** Start Supplied material **

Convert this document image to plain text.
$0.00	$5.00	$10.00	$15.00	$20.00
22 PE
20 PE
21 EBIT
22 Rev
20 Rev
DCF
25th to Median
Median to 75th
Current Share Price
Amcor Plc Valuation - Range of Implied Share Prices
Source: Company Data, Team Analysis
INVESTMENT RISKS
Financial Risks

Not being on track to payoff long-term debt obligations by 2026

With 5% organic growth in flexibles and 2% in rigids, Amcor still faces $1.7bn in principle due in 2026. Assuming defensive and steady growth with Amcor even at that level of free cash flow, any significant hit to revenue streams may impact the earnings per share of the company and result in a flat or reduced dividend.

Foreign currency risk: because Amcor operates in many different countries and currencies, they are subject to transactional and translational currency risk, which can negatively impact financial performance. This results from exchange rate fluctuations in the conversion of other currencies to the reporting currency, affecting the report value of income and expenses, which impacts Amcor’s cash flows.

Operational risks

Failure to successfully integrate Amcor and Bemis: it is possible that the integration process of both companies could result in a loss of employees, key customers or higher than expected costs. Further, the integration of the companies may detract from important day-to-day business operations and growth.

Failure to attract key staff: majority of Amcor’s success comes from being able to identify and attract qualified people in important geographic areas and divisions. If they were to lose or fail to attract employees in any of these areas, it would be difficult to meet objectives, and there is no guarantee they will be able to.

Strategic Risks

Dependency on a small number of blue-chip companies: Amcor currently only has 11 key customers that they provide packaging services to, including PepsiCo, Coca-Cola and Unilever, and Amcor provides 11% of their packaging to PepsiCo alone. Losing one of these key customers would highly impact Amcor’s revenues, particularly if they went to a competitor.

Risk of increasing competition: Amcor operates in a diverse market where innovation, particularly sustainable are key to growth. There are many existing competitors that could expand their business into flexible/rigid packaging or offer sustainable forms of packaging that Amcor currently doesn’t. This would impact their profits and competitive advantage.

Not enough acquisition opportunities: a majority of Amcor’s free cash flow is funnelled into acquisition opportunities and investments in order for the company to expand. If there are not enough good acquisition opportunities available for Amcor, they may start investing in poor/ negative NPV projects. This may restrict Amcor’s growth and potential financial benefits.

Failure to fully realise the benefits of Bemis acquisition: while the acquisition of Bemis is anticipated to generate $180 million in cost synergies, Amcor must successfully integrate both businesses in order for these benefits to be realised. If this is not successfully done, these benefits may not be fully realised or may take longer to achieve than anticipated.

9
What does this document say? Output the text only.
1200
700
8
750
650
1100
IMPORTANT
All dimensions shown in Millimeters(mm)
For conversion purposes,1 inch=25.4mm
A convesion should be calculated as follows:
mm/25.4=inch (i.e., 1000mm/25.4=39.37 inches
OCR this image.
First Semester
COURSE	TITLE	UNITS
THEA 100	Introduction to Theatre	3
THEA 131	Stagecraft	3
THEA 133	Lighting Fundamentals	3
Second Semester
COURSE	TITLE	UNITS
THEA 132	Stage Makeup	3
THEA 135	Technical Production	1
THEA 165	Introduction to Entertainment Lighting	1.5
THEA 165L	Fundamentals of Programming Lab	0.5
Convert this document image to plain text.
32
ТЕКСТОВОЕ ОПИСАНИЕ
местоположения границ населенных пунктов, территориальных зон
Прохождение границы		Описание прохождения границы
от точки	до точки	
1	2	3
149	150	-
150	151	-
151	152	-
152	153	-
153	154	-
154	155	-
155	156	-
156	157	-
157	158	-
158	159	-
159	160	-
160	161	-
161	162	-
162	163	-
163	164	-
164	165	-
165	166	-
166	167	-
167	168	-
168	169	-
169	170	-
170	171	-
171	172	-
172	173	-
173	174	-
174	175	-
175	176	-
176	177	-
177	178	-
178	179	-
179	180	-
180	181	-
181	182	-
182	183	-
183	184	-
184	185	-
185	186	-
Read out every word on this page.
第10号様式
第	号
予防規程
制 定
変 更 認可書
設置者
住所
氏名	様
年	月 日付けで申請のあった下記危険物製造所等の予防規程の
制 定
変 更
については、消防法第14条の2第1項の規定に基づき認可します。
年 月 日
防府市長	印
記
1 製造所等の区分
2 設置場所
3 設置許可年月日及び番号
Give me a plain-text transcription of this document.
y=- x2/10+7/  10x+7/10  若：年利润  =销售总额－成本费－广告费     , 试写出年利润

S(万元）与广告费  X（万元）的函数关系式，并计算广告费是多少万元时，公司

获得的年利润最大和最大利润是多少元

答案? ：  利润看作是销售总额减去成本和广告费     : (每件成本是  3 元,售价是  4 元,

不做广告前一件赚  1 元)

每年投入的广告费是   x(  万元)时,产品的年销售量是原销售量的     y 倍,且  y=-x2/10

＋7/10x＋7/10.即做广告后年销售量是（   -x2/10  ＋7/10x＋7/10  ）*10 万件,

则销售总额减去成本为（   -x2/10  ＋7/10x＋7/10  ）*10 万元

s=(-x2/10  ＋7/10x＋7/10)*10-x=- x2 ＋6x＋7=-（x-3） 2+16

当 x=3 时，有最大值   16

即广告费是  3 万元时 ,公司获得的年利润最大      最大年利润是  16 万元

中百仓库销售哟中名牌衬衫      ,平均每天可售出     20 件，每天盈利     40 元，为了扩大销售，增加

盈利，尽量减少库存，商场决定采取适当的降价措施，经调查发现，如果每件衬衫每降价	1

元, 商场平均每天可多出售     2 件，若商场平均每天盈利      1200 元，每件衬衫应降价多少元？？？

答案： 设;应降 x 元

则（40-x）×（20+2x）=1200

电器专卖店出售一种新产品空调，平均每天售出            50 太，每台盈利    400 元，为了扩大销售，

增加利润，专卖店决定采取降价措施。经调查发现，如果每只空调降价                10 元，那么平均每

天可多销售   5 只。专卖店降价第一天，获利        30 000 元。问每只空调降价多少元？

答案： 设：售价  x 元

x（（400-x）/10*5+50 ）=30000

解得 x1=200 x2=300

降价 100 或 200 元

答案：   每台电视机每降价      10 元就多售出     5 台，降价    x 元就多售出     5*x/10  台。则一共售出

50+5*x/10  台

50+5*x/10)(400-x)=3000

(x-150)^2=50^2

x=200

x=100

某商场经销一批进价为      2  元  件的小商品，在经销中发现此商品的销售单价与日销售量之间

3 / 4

** End Supplied material **

• [Your goal]:
Using the listing above, say how many of its lines contain the string "THEA", giving nothing but the figure.

• [Result of this exercise]:
7